+++ Data records +++

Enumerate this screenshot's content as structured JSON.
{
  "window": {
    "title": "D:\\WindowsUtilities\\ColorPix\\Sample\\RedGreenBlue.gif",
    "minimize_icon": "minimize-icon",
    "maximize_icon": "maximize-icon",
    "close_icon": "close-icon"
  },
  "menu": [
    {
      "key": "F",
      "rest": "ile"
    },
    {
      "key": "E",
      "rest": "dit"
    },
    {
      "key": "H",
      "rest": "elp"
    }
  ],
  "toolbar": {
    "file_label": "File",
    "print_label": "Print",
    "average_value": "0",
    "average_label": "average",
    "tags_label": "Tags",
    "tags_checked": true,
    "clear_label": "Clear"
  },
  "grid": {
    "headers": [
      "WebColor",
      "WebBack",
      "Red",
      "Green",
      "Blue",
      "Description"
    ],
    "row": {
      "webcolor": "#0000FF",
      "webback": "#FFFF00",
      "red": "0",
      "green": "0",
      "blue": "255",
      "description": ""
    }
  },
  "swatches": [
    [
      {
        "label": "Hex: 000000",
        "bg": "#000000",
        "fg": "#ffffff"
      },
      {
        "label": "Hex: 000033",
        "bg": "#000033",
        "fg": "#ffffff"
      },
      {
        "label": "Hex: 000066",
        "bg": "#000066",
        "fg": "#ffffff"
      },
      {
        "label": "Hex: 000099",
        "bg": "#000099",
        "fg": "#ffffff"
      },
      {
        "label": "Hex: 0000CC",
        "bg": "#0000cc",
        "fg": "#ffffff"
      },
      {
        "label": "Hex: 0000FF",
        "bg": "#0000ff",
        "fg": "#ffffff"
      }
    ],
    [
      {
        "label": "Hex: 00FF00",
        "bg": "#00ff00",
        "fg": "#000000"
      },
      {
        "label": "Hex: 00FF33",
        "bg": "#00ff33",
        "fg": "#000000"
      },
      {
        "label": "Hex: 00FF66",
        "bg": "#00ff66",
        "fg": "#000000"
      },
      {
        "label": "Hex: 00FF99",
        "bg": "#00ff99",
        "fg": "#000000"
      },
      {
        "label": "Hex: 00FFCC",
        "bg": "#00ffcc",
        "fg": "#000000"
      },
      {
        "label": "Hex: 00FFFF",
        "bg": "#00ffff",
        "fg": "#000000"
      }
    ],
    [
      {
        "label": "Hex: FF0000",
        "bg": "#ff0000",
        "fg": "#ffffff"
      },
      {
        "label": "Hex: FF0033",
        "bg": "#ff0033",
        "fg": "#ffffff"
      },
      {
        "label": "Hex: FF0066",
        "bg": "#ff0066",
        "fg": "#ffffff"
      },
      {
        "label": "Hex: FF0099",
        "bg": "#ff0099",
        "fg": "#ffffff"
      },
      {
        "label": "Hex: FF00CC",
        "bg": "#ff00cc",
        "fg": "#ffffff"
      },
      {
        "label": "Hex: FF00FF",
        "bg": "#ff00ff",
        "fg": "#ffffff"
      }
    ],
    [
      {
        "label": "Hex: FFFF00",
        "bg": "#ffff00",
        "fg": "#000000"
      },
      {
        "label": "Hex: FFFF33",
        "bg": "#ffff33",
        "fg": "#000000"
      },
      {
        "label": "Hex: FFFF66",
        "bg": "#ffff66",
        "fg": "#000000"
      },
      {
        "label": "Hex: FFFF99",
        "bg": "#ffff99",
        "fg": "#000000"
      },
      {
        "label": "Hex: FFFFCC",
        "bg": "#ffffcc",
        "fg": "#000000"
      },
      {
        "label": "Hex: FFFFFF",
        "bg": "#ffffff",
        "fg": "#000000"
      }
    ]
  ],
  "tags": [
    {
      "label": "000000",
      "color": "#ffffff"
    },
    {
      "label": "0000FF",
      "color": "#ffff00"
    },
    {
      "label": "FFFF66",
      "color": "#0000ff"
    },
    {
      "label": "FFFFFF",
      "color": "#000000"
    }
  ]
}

+++

- _Aim of the task_: Extract the whole listing, character for character.

- _The answer_:
Enumerate this screenshot's content as structured JSON.
{
  "window": {
    "title": "D:\\WindowsUtilities\\ColorPix\\Sample\\RedGreenBlue.gif",
    "minimize_icon": "minimize-icon",
    "maximize_icon": "maximize-icon",
    "close_icon": "close-icon"
  },
  "menu": [
    {
      "key": "F",
      "rest": "ile"
    },
    {
      "key": "E",
      "rest": "dit"
    },
    {
      "key": "H",
      "rest": "elp"
    }
  ],
  "toolbar": {
    "file_label": "File",
    "print_label": "Print",
    "average_value": "0",
    "average_label": "average",
    "tags_label": "Tags",
    "tags_checked": true,
    "clear_label": "Clear"
  },
  "grid": {
    "headers": [
      "WebColor",
      "WebBack",
      "Red",
      "Green",
      "Blue",
      "Description"
    ],
    "row": {
      "webcolor": "#0000FF",
      "webback": "#FFFF00",
      "red": "0",
      "green": "0",
      "blue": "255",
      "description": ""
    }
  },
  "swatches": [
    [
      {
        "label": "Hex: 000000",
        "bg": "#000000",
        "fg": "#ffffff"
      },
      {
        "label": "Hex: 000033",
        "bg": "#000033",
        "fg": "#ffffff"
      },
      {
        "label": "Hex: 000066",
        "bg": "#000066",
        "fg": "#ffffff"
      },
      {
        "label": "Hex: 000099",
        "bg": "#000099",
        "fg": "#ffffff"
      },
      {
        "label": "Hex: 0000CC",
        "bg": "#0000cc",
        "fg": "#ffffff"
      },
      {
        "label": "Hex: 0000FF",
        "bg": "#0000ff",
        "fg": "#ffffff"
      }
    ],
    [
      {
        "label": "Hex: 00FF00",
        "bg": "#00ff00",
        "fg": "#000000"
      },
      {
        "label": "Hex: 00FF33",
        "bg": "#00ff33",
        "fg": "#000000"
      },
      {
        "label": "Hex: 00FF66",
        "bg": "#00ff66",
        "fg": "#000000"
      },
      {
        "label": "Hex: 00FF99",
        "bg": "#00ff99",
        "fg": "#000000"
      },
      {
        "label": "Hex: 00FFCC",
        "bg": "#00ffcc",
        "fg": "#000000"
      },
      {
        "label": "Hex: 00FFFF",
        "bg": "#00ffff",
        "fg": "#000000"
      }
    ],
    [
      {
        "label": "Hex: FF0000",
        "bg": "#ff0000",
        "fg": "#ffffff"
      },
      {
        "label": "Hex: FF0033",
        "bg": "#ff0033",
        "fg": "#ffffff"
      },
      {
        "label": "Hex: FF0066",
        "bg": "#ff0066",
        "fg": "#ffffff"
      },
      {
        "label": "Hex: FF0099",
        "bg": "#ff0099",
        "fg": "#ffffff"
      },
      {
        "label": "Hex: FF00CC",
        "bg": "#ff00cc",
        "fg": "#ffffff"
      },
      {
        "label": "Hex: FF00FF",
        "bg": "#ff00ff",
        "fg": "#ffffff"
      }
    ],
    [
      {
        "label": "Hex: FFFF00",
        "bg": "#ffff00",
        "fg": "#000000"
      },
      {
        "label": "Hex: FFFF33",
        "bg": "#ffff33",
        "fg": "#000000"
      },
      {
        "label": "Hex: FFFF66",
        "bg": "#ffff66",
        "fg": "#000000"
      },
      {
        "label": "Hex: FFFF99",
        "bg": "#ffff99",
        "fg": "#000000"
      },
      {
        "label": "Hex: FFFFCC",
        "bg": "#ffffcc",
        "fg": "#000000"
      },
      {
        "label": "Hex: FFFFFF",
        "bg": "#ffffff",
        "fg": "#000000"
      }
    ]
  ],
  "tags": [
    {
      "label": "000000",
      "color": "#ffffff"
    },
    {
      "label": "0000FF",
      "color": "#ffff00"
    },
    {
      "label": "FFFF66",
      "color": "#0000ff"
    },
    {
      "label": "FFFFFF",
      "color": "#000000"
    }
  ]
}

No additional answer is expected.